**Exercise details:**
Write out the whole of the material exactly.

**Records supplied:**
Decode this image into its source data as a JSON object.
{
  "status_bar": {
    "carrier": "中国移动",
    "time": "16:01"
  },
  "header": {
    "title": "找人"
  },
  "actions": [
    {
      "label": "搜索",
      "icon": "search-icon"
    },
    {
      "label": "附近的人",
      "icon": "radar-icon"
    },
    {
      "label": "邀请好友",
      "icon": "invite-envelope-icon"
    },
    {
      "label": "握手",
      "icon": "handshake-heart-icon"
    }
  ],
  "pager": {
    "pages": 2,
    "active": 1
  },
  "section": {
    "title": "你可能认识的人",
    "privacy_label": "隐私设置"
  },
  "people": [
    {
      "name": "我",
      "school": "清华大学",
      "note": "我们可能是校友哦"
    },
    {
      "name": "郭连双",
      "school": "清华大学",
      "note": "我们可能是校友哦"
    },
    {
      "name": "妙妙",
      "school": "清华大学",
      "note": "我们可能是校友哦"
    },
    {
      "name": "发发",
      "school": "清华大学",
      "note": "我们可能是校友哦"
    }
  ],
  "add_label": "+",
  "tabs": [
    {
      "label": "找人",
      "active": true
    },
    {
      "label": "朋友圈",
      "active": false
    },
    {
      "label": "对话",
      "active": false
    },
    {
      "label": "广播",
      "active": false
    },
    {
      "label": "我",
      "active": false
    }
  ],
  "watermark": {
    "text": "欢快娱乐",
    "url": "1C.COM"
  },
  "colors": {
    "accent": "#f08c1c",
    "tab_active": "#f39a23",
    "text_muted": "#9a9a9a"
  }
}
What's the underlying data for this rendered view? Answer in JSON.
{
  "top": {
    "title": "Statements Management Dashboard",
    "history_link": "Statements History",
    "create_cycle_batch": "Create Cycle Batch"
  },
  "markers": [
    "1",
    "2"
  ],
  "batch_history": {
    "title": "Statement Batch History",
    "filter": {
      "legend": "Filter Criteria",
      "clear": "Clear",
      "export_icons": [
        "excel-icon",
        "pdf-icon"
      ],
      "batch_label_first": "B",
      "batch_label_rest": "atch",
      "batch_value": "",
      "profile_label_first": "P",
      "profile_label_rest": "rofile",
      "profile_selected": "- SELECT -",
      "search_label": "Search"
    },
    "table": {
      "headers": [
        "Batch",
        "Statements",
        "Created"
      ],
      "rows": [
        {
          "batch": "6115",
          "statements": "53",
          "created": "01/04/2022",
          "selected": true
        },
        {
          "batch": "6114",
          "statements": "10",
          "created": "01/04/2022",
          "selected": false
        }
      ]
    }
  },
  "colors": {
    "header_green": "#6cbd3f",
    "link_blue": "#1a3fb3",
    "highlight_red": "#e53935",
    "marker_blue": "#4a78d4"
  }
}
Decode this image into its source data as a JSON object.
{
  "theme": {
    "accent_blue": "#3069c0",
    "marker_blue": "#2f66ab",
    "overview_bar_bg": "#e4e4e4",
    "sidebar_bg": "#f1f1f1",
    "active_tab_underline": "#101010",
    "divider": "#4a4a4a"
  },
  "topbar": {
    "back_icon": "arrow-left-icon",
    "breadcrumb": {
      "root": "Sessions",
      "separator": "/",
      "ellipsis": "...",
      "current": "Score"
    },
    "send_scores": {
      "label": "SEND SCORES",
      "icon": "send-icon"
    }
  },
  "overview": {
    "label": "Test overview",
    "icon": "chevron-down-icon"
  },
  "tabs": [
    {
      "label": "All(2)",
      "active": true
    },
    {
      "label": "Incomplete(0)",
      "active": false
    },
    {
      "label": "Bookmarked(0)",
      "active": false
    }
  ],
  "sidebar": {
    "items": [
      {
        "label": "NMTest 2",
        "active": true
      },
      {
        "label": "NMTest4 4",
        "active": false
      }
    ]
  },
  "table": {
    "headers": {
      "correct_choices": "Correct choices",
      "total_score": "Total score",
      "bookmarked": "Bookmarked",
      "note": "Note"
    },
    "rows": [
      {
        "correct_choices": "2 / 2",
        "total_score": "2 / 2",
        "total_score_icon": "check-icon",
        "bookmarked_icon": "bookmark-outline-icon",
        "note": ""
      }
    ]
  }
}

**The answer:**
Decode this image into its source data as a JSON object.
{
  "status_bar": {
    "carrier": "中国移动",
    "time": "16:01"
  },
  "header": {
    "title": "找人"
  },
  "actions": [
    {
      "label": "搜索",
      "icon": "search-icon"
    },
    {
      "label": "附近的人",
      "icon": "radar-icon"
    },
    {
      "label": "邀请好友",
      "icon": "invite-envelope-icon"
    },
    {
      "label": "握手",
      "icon": "handshake-heart-icon"
    }
  ],
  "pager": {
    "pages": 2,
    "active": 1
  },
  "section": {
    "title": "你可能认识的人",
    "privacy_label": "隐私设置"
  },
  "people": [
    {
      "name": "我",
      "school": "清华大学",
      "note": "我们可能是校友哦"
    },
    {
      "name": "郭连双",
      "school": "清华大学",
      "note": "我们可能是校友哦"
    },
    {
      "name": "妙妙",
      "school": "清华大学",
      "note": "我们可能是校友哦"
    },
    {
      "name": "发发",
      "school": "清华大学",
      "note": "我们可能是校友哦"
    }
  ],
  "add_label": "+",
  "tabs": [
    {
      "label": "找人",
      "active": true
    },
    {
      "label": "朋友圈",
      "active": false
    },
    {
      "label": "对话",
      "active": false
    },
    {
      "label": "广播",
      "active": false
    },
    {
      "label": "我",
      "active": false
    }
  ],
  "watermark": {
    "text": "欢快娱乐",
    "url": "1C.COM"
  },
  "colors": {
    "accent": "#f08c1c",
    "tab_active": "#f39a23",
    "text_muted": "#9a9a9a"
  }
}
What's the underlying data for this rendered view? Answer in JSON.
{
  "top": {
    "title": "Statements Management Dashboard",
    "history_link": "Statements History",
    "create_cycle_batch": "Create Cycle Batch"
  },
  "markers": [
    "1",
    "2"
  ],
  "batch_history": {
    "title": "Statement Batch History",
    "filter": {
      "legend": "Filter Criteria",
      "clear": "Clear",
      "export_icons": [
        "excel-icon",
        "pdf-icon"
      ],
      "batch_label_first": "B",
      "batch_label_rest": "atch",
      "batch_value": "",
      "profile_label_first": "P",
      "profile_label_rest": "rofile",
      "profile_selected": "- SELECT -",
      "search_label": "Search"
    },
    "table": {
      "headers": [
        "Batch",
        "Statements",
        "Created"
      ],
      "rows": [
        {
          "batch": "6115",
          "statements": "53",
          "created": "01/04/2022",
          "selected": true
        },
        {
          "batch": "6114",
          "statements": "10",
          "created": "01/04/2022",
          "selected": false
        }
      ]
    }
  },
  "colors": {
    "header_green": "#6cbd3f",
    "link_blue": "#1a3fb3",
    "highlight_red": "#e53935",
    "marker_blue": "#4a78d4"
  }
}
Decode this image into its source data as a JSON object.
{
  "theme": {
    "accent_blue": "#3069c0",
    "marker_blue": "#2f66ab",
    "overview_bar_bg": "#e4e4e4",
    "sidebar_bg": "#f1f1f1",
    "active_tab_underline": "#101010",
    "divider": "#4a4a4a"
  },
  "topbar": {
    "back_icon": "arrow-left-icon",
    "breadcrumb": {
      "root": "Sessions",
      "separator": "/",
      "ellipsis": "...",
      "current": "Score"
    },
    "send_scores": {
      "label": "SEND SCORES",
      "icon": "send-icon"
    }
  },
  "overview": {
    "label": "Test overview",
    "icon": "chevron-down-icon"
  },
  "tabs": [
    {
      "label": "All(2)",
      "active": true
    },
    {
      "label": "Incomplete(0)",
      "active": false
    },
    {
      "label": "Bookmarked(0)",
      "active": false
    }
  ],
  "sidebar": {
    "items": [
      {
        "label": "NMTest 2",
        "active": true
      },
      {
        "label": "NMTest4 4",
        "active": false
      }
    ]
  },
  "table": {
    "headers": {
      "correct_choices": "Correct choices",
      "total_score": "Total score",
      "bookmarked": "Bookmarked",
      "note": "Note"
    },
    "rows": [
      {
        "correct_choices": "2 / 2",
        "total_score": "2 / 2",
        "total_score_icon": "check-icon",
        "bookmarked_icon": "bookmark-outline-icon",
        "note": ""
      }
    ]
  }
}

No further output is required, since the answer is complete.